● Stated problem:
Copy out all lines of the records in which the word "category" appears.

>>>>>

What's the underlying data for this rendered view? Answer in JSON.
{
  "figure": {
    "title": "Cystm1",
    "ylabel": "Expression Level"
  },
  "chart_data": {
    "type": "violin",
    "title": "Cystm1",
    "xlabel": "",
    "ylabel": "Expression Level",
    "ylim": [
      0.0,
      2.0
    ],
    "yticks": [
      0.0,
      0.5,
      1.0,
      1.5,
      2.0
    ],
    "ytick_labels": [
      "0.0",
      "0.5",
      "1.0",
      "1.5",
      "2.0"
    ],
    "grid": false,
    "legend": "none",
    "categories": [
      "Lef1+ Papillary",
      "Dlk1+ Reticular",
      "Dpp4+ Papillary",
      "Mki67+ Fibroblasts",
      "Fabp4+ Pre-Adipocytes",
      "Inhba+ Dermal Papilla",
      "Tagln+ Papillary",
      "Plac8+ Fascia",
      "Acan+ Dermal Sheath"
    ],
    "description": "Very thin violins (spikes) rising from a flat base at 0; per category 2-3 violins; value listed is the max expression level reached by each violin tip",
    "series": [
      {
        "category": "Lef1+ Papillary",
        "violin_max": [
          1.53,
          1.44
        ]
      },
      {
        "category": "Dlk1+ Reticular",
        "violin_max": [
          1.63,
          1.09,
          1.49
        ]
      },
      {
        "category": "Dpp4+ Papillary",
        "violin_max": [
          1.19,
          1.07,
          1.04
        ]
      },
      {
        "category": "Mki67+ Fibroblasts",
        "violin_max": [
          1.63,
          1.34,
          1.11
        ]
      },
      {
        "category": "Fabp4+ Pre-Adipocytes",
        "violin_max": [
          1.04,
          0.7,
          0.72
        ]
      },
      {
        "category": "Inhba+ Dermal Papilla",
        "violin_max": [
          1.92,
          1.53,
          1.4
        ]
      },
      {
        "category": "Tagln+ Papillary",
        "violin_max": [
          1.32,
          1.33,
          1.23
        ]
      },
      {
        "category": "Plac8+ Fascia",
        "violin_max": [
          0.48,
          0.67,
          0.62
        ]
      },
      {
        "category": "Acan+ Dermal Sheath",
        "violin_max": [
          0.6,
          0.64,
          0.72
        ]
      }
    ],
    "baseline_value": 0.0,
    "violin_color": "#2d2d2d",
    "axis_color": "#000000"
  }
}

<<<<<
>>>>>

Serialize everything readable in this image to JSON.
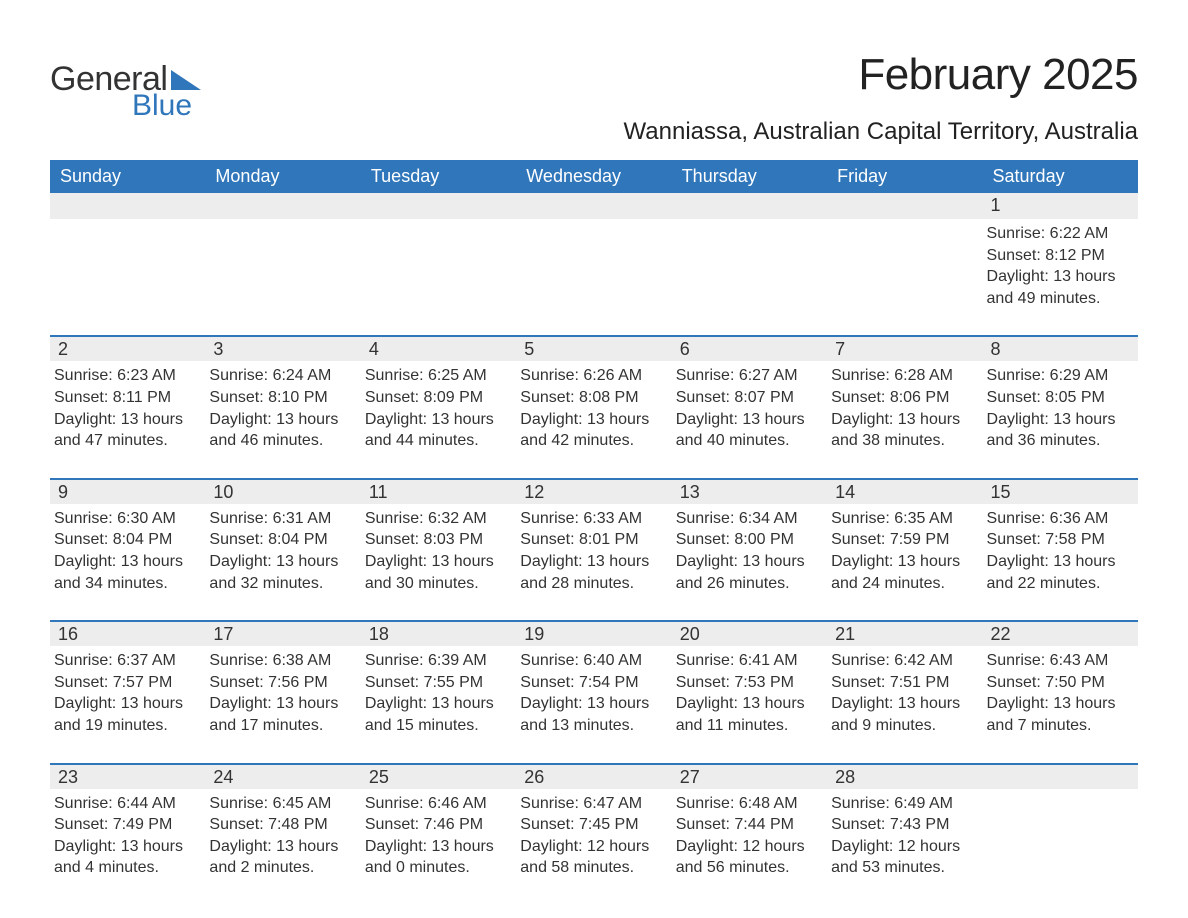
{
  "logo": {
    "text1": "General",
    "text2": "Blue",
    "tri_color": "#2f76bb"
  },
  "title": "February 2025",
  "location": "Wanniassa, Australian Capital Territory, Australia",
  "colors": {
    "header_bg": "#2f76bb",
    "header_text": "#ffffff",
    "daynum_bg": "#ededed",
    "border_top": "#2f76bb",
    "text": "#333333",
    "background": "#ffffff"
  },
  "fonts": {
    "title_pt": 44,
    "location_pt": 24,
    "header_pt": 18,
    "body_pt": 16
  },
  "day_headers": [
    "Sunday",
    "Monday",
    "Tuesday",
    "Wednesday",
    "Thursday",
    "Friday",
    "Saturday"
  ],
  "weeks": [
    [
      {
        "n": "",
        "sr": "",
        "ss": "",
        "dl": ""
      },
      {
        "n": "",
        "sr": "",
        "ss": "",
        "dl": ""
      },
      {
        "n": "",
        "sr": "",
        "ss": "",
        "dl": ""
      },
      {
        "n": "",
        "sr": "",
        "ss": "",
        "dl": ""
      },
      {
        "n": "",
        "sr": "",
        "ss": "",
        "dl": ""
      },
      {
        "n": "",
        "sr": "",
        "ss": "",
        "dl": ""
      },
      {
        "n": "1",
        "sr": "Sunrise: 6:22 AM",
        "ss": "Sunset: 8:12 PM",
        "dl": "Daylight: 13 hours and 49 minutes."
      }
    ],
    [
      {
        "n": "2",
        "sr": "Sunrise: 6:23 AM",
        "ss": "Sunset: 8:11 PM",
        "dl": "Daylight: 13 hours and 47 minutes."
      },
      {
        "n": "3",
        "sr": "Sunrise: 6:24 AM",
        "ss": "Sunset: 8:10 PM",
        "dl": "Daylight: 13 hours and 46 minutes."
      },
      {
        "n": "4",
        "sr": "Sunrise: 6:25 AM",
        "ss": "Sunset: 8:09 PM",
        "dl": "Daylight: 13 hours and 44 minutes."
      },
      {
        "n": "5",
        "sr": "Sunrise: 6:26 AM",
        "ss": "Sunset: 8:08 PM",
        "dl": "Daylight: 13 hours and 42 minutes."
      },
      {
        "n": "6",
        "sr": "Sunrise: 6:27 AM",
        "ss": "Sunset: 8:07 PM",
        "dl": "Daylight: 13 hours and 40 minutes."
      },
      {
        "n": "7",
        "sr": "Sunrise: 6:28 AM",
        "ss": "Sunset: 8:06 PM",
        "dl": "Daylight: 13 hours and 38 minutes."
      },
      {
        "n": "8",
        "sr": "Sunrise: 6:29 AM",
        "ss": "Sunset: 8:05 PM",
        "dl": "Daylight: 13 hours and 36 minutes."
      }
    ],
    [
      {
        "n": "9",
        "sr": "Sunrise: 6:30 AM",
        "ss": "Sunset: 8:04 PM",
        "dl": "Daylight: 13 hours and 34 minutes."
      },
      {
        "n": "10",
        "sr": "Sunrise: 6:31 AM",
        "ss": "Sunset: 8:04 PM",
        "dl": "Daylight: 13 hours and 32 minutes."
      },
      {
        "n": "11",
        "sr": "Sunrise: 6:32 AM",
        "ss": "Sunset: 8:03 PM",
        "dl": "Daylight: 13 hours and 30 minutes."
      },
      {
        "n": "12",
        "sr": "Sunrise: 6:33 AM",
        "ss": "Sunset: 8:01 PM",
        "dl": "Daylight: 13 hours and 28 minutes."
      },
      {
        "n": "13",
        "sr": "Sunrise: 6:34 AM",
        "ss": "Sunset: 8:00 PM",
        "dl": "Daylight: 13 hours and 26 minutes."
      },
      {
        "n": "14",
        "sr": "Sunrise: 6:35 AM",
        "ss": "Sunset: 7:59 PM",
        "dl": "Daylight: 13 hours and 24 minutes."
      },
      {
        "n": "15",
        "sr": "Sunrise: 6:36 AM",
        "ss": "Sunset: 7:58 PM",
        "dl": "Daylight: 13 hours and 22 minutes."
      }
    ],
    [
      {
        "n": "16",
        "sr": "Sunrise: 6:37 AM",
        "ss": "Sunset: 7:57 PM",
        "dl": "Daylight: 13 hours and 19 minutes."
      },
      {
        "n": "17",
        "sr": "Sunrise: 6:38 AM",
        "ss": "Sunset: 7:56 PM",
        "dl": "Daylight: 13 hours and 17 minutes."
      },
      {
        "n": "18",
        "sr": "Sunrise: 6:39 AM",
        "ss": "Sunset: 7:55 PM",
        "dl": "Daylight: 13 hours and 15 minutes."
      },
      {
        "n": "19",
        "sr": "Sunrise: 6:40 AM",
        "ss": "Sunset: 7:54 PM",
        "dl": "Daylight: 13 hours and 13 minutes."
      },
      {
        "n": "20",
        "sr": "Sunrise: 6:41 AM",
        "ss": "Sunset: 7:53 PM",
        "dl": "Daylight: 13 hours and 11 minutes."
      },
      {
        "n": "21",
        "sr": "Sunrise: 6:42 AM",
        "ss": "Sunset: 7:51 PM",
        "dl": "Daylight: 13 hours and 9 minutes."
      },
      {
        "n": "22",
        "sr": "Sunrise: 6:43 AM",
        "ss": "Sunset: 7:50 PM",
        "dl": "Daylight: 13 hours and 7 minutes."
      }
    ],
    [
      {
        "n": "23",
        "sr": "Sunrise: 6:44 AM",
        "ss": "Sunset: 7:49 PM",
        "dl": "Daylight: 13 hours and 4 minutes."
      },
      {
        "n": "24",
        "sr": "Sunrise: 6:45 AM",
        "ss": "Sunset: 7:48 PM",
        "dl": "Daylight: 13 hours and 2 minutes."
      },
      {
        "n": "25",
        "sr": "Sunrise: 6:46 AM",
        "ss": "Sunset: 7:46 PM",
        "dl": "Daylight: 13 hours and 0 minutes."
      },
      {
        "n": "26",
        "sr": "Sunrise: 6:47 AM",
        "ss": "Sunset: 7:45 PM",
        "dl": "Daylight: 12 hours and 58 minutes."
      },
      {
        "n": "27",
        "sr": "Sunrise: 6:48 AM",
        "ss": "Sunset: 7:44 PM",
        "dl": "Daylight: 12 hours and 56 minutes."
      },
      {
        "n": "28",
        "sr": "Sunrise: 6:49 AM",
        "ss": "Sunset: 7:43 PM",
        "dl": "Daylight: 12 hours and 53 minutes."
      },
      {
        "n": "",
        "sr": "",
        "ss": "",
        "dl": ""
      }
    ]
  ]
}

<<<<<

● The result:
    "description": "Very thin violins (spikes) rising from a flat base at 0; per category 2-3 violins; value listed is the max expression level reached by each violin tip",
        "category": "Lef1+ Papillary",
        "category": "Dlk1+ Reticular",
        "category": "Dpp4+ Papillary",
        "category": "Mki67+ Fibroblasts",
        "category": "Fabp4+ Pre-Adipocytes",
        "category": "Inhba+ Dermal Papilla",
        "category": "Tagln+ Papillary",
        "category": "Plac8+ Fascia",
        "category": "Acan+ Dermal Sheath",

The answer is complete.